--- start ---

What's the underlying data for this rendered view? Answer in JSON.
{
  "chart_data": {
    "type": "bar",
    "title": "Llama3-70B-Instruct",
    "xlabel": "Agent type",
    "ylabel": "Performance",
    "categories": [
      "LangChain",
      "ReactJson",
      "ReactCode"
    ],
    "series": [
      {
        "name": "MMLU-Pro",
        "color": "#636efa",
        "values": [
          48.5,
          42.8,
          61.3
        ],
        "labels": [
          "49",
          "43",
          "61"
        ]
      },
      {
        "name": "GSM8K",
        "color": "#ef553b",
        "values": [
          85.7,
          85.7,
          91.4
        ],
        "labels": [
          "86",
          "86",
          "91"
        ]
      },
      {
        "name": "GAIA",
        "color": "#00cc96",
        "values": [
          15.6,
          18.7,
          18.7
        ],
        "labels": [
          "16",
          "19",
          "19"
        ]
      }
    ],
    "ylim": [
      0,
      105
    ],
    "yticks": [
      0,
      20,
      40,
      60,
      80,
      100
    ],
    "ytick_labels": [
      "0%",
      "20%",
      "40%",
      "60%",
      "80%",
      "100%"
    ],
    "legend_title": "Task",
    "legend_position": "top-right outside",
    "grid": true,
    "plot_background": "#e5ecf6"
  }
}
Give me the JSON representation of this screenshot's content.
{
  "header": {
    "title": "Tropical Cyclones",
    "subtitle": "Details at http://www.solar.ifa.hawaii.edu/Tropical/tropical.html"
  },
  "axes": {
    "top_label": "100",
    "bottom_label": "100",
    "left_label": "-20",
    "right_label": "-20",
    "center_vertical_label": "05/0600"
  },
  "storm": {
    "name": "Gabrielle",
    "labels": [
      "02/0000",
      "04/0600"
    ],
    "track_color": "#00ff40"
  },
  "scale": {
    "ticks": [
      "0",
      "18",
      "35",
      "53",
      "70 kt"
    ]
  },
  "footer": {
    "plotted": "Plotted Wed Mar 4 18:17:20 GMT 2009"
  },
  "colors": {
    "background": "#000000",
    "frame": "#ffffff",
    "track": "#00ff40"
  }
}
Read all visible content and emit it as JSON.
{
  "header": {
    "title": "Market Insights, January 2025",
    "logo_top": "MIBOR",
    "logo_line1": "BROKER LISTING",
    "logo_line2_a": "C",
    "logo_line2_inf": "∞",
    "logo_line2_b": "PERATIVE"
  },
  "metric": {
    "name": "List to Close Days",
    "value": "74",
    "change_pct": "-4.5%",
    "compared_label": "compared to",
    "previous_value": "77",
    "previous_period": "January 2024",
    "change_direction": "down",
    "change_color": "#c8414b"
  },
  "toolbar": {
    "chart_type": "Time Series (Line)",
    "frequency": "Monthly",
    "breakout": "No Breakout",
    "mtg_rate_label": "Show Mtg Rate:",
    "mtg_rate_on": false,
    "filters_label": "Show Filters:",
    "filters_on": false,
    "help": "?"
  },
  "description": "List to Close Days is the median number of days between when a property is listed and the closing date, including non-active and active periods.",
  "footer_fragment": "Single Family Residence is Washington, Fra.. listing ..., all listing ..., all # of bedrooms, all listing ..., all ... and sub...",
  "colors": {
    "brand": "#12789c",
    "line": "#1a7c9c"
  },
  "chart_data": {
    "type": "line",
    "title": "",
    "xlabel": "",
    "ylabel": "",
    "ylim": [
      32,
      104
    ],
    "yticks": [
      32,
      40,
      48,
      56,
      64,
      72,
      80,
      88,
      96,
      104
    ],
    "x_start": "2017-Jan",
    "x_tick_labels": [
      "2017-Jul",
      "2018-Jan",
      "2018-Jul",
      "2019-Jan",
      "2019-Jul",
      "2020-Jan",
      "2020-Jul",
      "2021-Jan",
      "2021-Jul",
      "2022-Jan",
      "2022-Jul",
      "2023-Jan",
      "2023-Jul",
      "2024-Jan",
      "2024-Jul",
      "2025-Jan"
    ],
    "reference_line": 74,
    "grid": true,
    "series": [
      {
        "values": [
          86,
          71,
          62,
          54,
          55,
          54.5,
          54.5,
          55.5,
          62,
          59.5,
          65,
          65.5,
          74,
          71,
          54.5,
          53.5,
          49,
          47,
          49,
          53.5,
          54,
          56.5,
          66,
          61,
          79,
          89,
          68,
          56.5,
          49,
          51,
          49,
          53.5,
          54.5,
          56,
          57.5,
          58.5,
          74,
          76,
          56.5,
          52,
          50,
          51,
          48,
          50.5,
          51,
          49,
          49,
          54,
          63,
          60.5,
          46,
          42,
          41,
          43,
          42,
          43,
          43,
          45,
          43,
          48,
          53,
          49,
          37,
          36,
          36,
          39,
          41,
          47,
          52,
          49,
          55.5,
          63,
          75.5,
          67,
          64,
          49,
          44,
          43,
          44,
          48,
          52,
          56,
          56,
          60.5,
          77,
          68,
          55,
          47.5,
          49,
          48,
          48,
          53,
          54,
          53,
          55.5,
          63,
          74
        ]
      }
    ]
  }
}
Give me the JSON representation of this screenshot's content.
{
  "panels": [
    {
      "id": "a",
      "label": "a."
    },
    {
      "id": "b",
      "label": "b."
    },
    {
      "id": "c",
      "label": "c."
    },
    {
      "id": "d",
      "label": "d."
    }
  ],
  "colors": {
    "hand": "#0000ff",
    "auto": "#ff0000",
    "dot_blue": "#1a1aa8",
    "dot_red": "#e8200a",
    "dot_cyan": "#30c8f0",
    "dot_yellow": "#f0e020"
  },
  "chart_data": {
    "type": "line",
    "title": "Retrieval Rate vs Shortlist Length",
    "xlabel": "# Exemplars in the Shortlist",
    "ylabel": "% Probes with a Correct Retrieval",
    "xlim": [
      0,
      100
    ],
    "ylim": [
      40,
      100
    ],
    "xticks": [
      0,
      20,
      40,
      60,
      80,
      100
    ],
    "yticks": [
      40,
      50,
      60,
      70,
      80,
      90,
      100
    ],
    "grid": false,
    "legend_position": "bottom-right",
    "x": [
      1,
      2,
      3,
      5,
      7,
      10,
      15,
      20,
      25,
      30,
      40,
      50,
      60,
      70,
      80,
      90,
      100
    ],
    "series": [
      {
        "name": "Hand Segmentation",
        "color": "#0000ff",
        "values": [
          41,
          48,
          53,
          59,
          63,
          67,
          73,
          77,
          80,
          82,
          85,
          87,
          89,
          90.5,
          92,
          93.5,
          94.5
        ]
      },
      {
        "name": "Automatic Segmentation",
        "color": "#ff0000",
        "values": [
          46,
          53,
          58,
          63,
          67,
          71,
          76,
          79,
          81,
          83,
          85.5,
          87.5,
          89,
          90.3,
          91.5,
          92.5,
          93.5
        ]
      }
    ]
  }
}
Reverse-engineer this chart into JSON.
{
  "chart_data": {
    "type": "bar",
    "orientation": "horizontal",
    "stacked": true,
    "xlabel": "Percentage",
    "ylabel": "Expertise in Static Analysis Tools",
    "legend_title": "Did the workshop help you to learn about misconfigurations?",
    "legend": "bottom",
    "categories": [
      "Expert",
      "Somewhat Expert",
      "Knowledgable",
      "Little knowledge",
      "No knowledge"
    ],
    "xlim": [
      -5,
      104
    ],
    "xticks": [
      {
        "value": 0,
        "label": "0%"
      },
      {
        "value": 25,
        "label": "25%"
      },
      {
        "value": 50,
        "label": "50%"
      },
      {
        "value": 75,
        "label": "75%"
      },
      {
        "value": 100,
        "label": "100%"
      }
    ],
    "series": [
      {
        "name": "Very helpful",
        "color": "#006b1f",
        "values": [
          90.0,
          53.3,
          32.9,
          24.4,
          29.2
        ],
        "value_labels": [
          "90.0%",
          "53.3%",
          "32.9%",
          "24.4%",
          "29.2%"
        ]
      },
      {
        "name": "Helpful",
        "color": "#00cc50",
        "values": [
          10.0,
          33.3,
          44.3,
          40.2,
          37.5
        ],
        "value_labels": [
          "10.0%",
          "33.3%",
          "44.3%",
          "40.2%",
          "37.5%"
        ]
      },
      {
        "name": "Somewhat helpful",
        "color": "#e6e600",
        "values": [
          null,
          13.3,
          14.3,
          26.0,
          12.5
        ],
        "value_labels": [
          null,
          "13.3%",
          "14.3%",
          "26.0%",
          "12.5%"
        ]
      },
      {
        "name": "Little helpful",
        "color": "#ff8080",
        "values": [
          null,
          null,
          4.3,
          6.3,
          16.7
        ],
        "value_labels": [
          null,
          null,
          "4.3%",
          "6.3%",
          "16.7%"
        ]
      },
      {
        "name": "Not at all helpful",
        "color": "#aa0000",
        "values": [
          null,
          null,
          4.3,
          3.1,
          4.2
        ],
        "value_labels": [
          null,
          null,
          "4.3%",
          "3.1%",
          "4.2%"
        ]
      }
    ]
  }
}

--- end ---

• Required task
Which lines contain the word "Close"? Return each of them.

• Worked answer
    "name": "List to Close Days",
  "description": "List to Close Days is the median number of days between when a property is listed and the closing date, including non-active and active periods.",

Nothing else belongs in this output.